> _Stated task_
Change every "radio-button" in the material below to "radio-toggle" and leave all other text as it is. Omit the pictures from your answer.

--- START Excerpted data ---

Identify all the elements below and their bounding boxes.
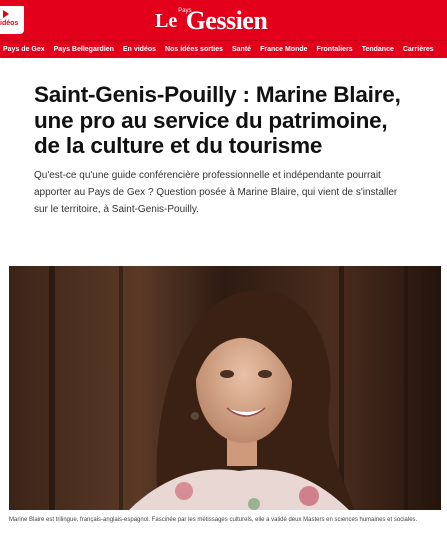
site-header: idéos Le Pays Gessien xyxy=(0,0,447,40)
logo-gessien: Gessien xyxy=(185,6,268,35)
play-icon xyxy=(3,10,9,18)
videos-label: idéos xyxy=(0,20,19,27)
nav-item-sante[interactable]: Santé xyxy=(232,46,251,53)
nav-item-pays-bellegardien[interactable]: Pays Bellegardien xyxy=(54,46,114,53)
article-photo[interactable] xyxy=(9,266,441,510)
nav-item-pays-de-gex[interactable]: Pays de Gex xyxy=(3,46,45,53)
portrait-illustration xyxy=(9,266,441,510)
nav-item-tendance[interactable]: Tendance xyxy=(362,46,394,53)
main-navigation: Pays de Gex Pays Bellegardien En vidéos … xyxy=(0,40,447,58)
logo-pays: Pays xyxy=(178,8,192,14)
nav-item-frontaliers[interactable]: Frontaliers xyxy=(317,46,353,53)
site-logo[interactable]: Le Pays Gessien xyxy=(155,2,268,36)
nav-item-en-videos[interactable]: En vidéos xyxy=(123,46,156,53)
article-title: Saint-Genis-Pouilly : Marine Blaire, une… xyxy=(34,82,401,158)
article: Saint-Genis-Pouilly : Marine Blaire, une… xyxy=(34,82,414,218)
photo-caption: Marine Blaire est trilingue, français-an… xyxy=(9,517,418,523)
nav-item-france-monde[interactable]: France Monde xyxy=(260,46,307,53)
videos-shortcut[interactable]: idéos xyxy=(0,6,24,34)
nav-item-idees-sorties[interactable]: Nos idées sorties xyxy=(165,46,223,53)
article-lead: Qu'est-ce qu'une guide conférencière pro… xyxy=(34,169,398,215)
nav-item-carrieres[interactable]: Carrières xyxy=(403,46,434,53)
logo-le: Le xyxy=(155,10,178,32)
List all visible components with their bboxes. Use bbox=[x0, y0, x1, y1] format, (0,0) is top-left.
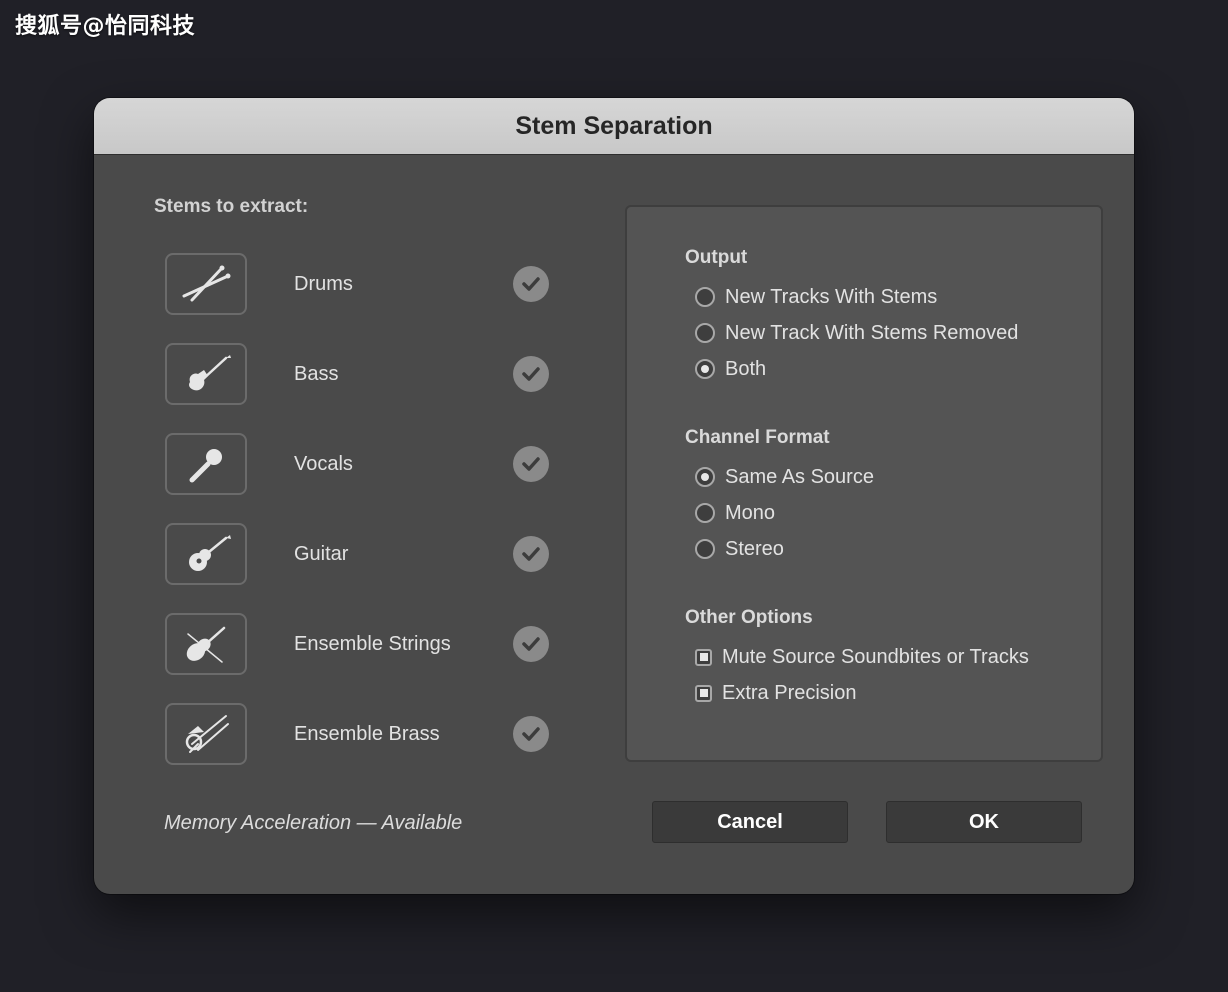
stem-button-ensemble-brass[interactable] bbox=[165, 703, 247, 765]
channel-option-same-as-source[interactable]: Same As Source bbox=[695, 465, 874, 489]
stem-row-guitar: Guitar bbox=[165, 523, 555, 589]
stem-label-guitar: Guitar bbox=[294, 543, 349, 565]
stem-button-drums[interactable] bbox=[165, 253, 247, 315]
checkmark-icon bbox=[522, 457, 540, 471]
output-heading: Output bbox=[685, 247, 748, 268]
radio-button[interactable] bbox=[695, 503, 715, 523]
checkbox-checked[interactable] bbox=[695, 684, 712, 702]
stem-row-ensemble-strings: Ensemble Strings bbox=[165, 613, 555, 679]
stem-checkbox-bass[interactable] bbox=[513, 356, 549, 392]
acoustic-guitar-icon bbox=[189, 535, 231, 571]
output-option-both[interactable]: Both bbox=[695, 357, 766, 381]
radio-button-selected[interactable] bbox=[695, 359, 715, 379]
dialog-title: Stem Separation bbox=[515, 111, 713, 140]
channel-option-mono[interactable]: Mono bbox=[695, 501, 775, 525]
stem-checkbox-guitar[interactable] bbox=[513, 536, 549, 572]
stem-button-bass[interactable] bbox=[165, 343, 247, 405]
checkmark-icon bbox=[522, 367, 540, 381]
option-label: Mute Source Soundbites or Tracks bbox=[722, 645, 1029, 668]
stem-label-ensemble-strings: Ensemble Strings bbox=[294, 633, 451, 655]
option-label: Stereo bbox=[725, 537, 784, 560]
violin-icon bbox=[186, 626, 226, 663]
stem-button-vocals[interactable] bbox=[165, 433, 247, 495]
cancel-button[interactable]: Cancel bbox=[652, 801, 848, 843]
options-panel: Output New Tracks With Stems New Track W… bbox=[625, 205, 1103, 762]
channel-option-stereo[interactable]: Stereo bbox=[695, 537, 784, 561]
radio-button-selected[interactable] bbox=[695, 467, 715, 487]
stems-heading: Stems to extract: bbox=[154, 196, 309, 217]
stem-checkbox-vocals[interactable] bbox=[513, 446, 549, 482]
stem-label-bass: Bass bbox=[294, 363, 339, 385]
stem-button-guitar[interactable] bbox=[165, 523, 247, 585]
option-label: Mono bbox=[725, 501, 776, 524]
option-label: Extra Precision bbox=[722, 681, 857, 704]
stem-row-bass: Bass bbox=[165, 343, 555, 409]
stem-separation-dialog: Stem Separation Stems to extract: Drums bbox=[94, 98, 1134, 894]
option-label: Same As Source bbox=[725, 465, 874, 488]
other-options-heading: Other Options bbox=[685, 607, 813, 628]
drumsticks-icon bbox=[182, 265, 231, 302]
output-option-new-tracks-with-stems[interactable]: New Tracks With Stems bbox=[695, 285, 937, 309]
radio-button[interactable] bbox=[695, 287, 715, 307]
checkmark-icon bbox=[522, 277, 540, 291]
option-label: Both bbox=[725, 357, 767, 380]
checkmark-icon bbox=[522, 547, 540, 561]
stem-row-vocals: Vocals bbox=[165, 433, 555, 499]
stem-label-ensemble-brass: Ensemble Brass bbox=[294, 723, 440, 745]
option-extra-precision[interactable]: Extra Precision bbox=[695, 681, 857, 705]
stem-checkbox-drums[interactable] bbox=[513, 266, 549, 302]
stem-row-drums: Drums bbox=[165, 253, 555, 319]
bass-guitar-icon bbox=[189, 355, 231, 391]
stem-row-ensemble-brass: Ensemble Brass bbox=[165, 703, 555, 769]
stem-checkbox-ensemble-brass[interactable] bbox=[513, 716, 549, 752]
trombone-icon bbox=[185, 715, 229, 753]
output-option-new-track-stems-removed[interactable]: New Track With Stems Removed bbox=[695, 321, 1018, 345]
checkmark-icon bbox=[522, 637, 540, 651]
option-label: New Tracks With Stems bbox=[725, 285, 938, 308]
dialog-titlebar: Stem Separation bbox=[94, 98, 1134, 155]
stem-checkbox-ensemble-strings[interactable] bbox=[513, 626, 549, 662]
option-label: New Track With Stems Removed bbox=[725, 321, 1019, 344]
option-mute-source[interactable]: Mute Source Soundbites or Tracks bbox=[695, 645, 1029, 669]
stem-label-drums: Drums bbox=[294, 273, 353, 295]
radio-button[interactable] bbox=[695, 539, 715, 559]
checkmark-icon bbox=[522, 727, 540, 741]
stem-button-ensemble-strings[interactable] bbox=[165, 613, 247, 675]
radio-button[interactable] bbox=[695, 323, 715, 343]
microphone-icon bbox=[189, 449, 222, 483]
stem-label-vocals: Vocals bbox=[294, 453, 353, 475]
memory-acceleration-status: Memory Acceleration — Available bbox=[164, 812, 463, 834]
watermark: 搜狐号@怡同科技 bbox=[15, 14, 196, 39]
channel-format-heading: Channel Format bbox=[685, 427, 830, 448]
ok-button[interactable]: OK bbox=[886, 801, 1082, 843]
checkbox-checked[interactable] bbox=[695, 648, 712, 666]
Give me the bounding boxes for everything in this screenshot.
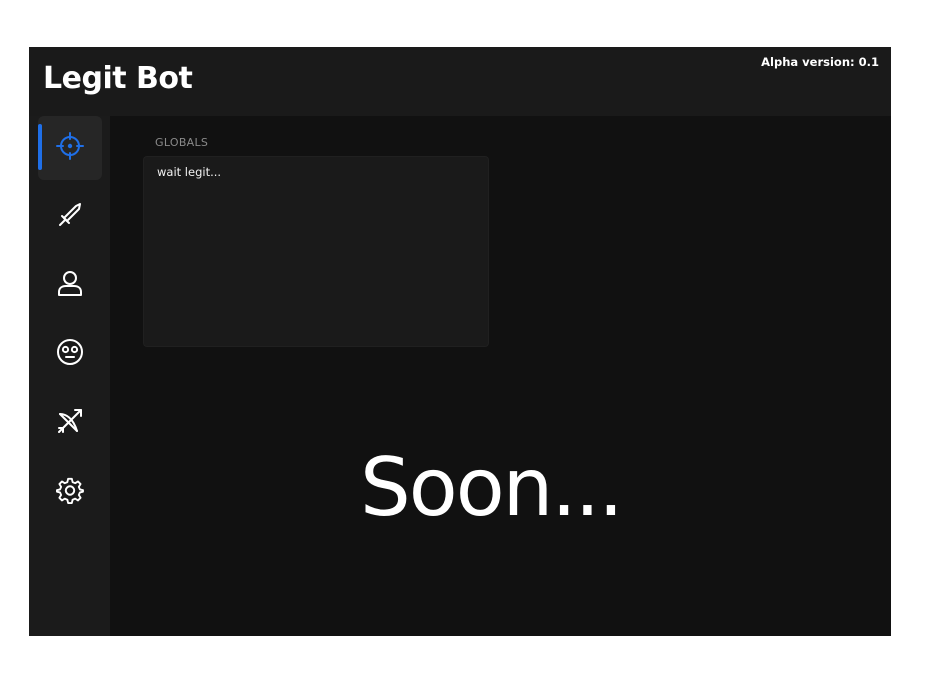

--- END Excerpted data ---

> _Solution for this task_
Identify all the elements below and their bounding boxes.
site-header: idéos Le Pays Gessien xyxy=(0,0,447,40)
logo-gessien: Gessien xyxy=(185,6,268,35)
play-icon xyxy=(3,10,9,18)
videos-label: idéos xyxy=(0,20,19,27)
nav-item-sante[interactable]: Santé xyxy=(232,46,251,53)
nav-item-pays-bellegardien[interactable]: Pays Bellegardien xyxy=(54,46,114,53)
article-photo[interactable] xyxy=(9,266,441,510)
nav-item-pays-de-gex[interactable]: Pays de Gex xyxy=(3,46,45,53)
portrait-illustration xyxy=(9,266,441,510)
nav-item-tendance[interactable]: Tendance xyxy=(362,46,394,53)
main-navigation: Pays de Gex Pays Bellegardien En vidéos … xyxy=(0,40,447,58)
logo-pays: Pays xyxy=(178,8,192,14)
nav-item-frontaliers[interactable]: Frontaliers xyxy=(317,46,353,53)
site-logo[interactable]: Le Pays Gessien xyxy=(155,2,268,36)
nav-item-en-videos[interactable]: En vidéos xyxy=(123,46,156,53)
article-title: Saint-Genis-Pouilly : Marine Blaire, une… xyxy=(34,82,401,158)
article: Saint-Genis-Pouilly : Marine Blaire, une… xyxy=(34,82,414,218)
photo-caption: Marine Blaire est trilingue, français-an… xyxy=(9,517,418,523)
nav-item-france-monde[interactable]: France Monde xyxy=(260,46,307,53)
videos-shortcut[interactable]: idéos xyxy=(0,6,24,34)
nav-item-idees-sorties[interactable]: Nos idées sorties xyxy=(165,46,223,53)
article-lead: Qu'est-ce qu'une guide conférencière pro… xyxy=(34,169,398,215)
nav-item-carrieres[interactable]: Carrières xyxy=(403,46,434,53)
logo-le: Le xyxy=(155,10,178,32)
List all visible components with their bboxes. Use bbox=[x0, y0, x1, y1] format, (0,0) is top-left.
stem-button-ensemble-brass[interactable] bbox=[165, 703, 247, 765]
channel-option-same-as-source[interactable]: Same As Source bbox=[695, 465, 874, 489]
stem-row-guitar: Guitar bbox=[165, 523, 555, 589]
stem-label-guitar: Guitar bbox=[294, 543, 349, 565]
stem-button-drums[interactable] bbox=[165, 253, 247, 315]
checkmark-icon bbox=[522, 457, 540, 471]
output-heading: Output bbox=[685, 247, 748, 268]
radio-toggle[interactable] bbox=[695, 503, 715, 523]
checkbox-checked[interactable] bbox=[695, 684, 712, 702]
stem-row-ensemble-strings: Ensemble Strings bbox=[165, 613, 555, 679]
stem-checkbox-bass[interactable] bbox=[513, 356, 549, 392]
acoustic-guitar-icon bbox=[189, 535, 231, 571]
output-option-both[interactable]: Both bbox=[695, 357, 766, 381]
radio-toggle-selected[interactable] bbox=[695, 359, 715, 379]
dialog-title: Stem Separation bbox=[515, 111, 713, 140]
channel-option-mono[interactable]: Mono bbox=[695, 501, 775, 525]
stem-checkbox-guitar[interactable] bbox=[513, 536, 549, 572]
stem-button-bass[interactable] bbox=[165, 343, 247, 405]
checkmark-icon bbox=[522, 367, 540, 381]
option-label: Mute Source Soundbites or Tracks bbox=[722, 645, 1029, 668]
stem-label-ensemble-strings: Ensemble Strings bbox=[294, 633, 451, 655]
option-label: Stereo bbox=[725, 537, 784, 560]
violin-icon bbox=[186, 626, 226, 663]
stem-button-vocals[interactable] bbox=[165, 433, 247, 495]
cancel-button[interactable]: Cancel bbox=[652, 801, 848, 843]
options-panel: Output New Tracks With Stems New Track W… bbox=[625, 205, 1103, 762]
channel-option-stereo[interactable]: Stereo bbox=[695, 537, 784, 561]
radio-toggle-selected[interactable] bbox=[695, 467, 715, 487]
stems-heading: Stems to extract: bbox=[154, 196, 309, 217]
stem-checkbox-vocals[interactable] bbox=[513, 446, 549, 482]
stem-label-bass: Bass bbox=[294, 363, 339, 385]
stem-button-guitar[interactable] bbox=[165, 523, 247, 585]
option-label: Mono bbox=[725, 501, 776, 524]
option-label: Extra Precision bbox=[722, 681, 857, 704]
stem-row-bass: Bass bbox=[165, 343, 555, 409]
stem-separation-dialog: Stem Separation Stems to extract: Drums bbox=[94, 98, 1134, 894]
option-label: Same As Source bbox=[725, 465, 874, 488]
other-options-heading: Other Options bbox=[685, 607, 813, 628]
drumsticks-icon bbox=[182, 265, 231, 302]
output-option-new-tracks-with-stems[interactable]: New Tracks With Stems bbox=[695, 285, 937, 309]
radio-toggle[interactable] bbox=[695, 287, 715, 307]
checkmark-icon bbox=[522, 277, 540, 291]
option-label: Both bbox=[725, 357, 767, 380]
checkmark-icon bbox=[522, 547, 540, 561]
stem-row-vocals: Vocals bbox=[165, 433, 555, 499]
stem-label-ensemble-brass: Ensemble Brass bbox=[294, 723, 440, 745]
option-extra-precision[interactable]: Extra Precision bbox=[695, 681, 857, 705]
stem-checkbox-drums[interactable] bbox=[513, 266, 549, 302]
stem-row-drums: Drums bbox=[165, 253, 555, 319]
bass-guitar-icon bbox=[189, 355, 231, 391]
stem-row-ensemble-brass: Ensemble Brass bbox=[165, 703, 555, 769]
stem-checkbox-ensemble-brass[interactable] bbox=[513, 716, 549, 752]
trombone-icon bbox=[185, 715, 229, 753]
output-option-new-track-stems-removed[interactable]: New Track With Stems Removed bbox=[695, 321, 1018, 345]
checkmark-icon bbox=[522, 637, 540, 651]
option-label: New Tracks With Stems bbox=[725, 285, 938, 308]
dialog-titlebar: Stem Separation bbox=[94, 98, 1134, 155]
stem-checkbox-ensemble-strings[interactable] bbox=[513, 626, 549, 662]
option-label: New Track With Stems Removed bbox=[725, 321, 1019, 344]
option-mute-source[interactable]: Mute Source Soundbites or Tracks bbox=[695, 645, 1029, 669]
stem-label-drums: Drums bbox=[294, 273, 353, 295]
radio-toggle[interactable] bbox=[695, 539, 715, 559]
checkmark-icon bbox=[522, 727, 540, 741]
stem-button-ensemble-strings[interactable] bbox=[165, 613, 247, 675]
radio-toggle[interactable] bbox=[695, 323, 715, 343]
microphone-icon bbox=[189, 449, 222, 483]
stem-label-vocals: Vocals bbox=[294, 453, 353, 475]
memory-acceleration-status: Memory Acceleration — Available bbox=[164, 812, 463, 834]
watermark: 搜狐号@怡同科技 bbox=[15, 14, 196, 39]
channel-format-heading: Channel Format bbox=[685, 427, 830, 448]
ok-button[interactable]: OK bbox=[886, 801, 1082, 843]
checkbox-checked[interactable] bbox=[695, 648, 712, 666]
Give me the bounding boxes for everything in this screenshot.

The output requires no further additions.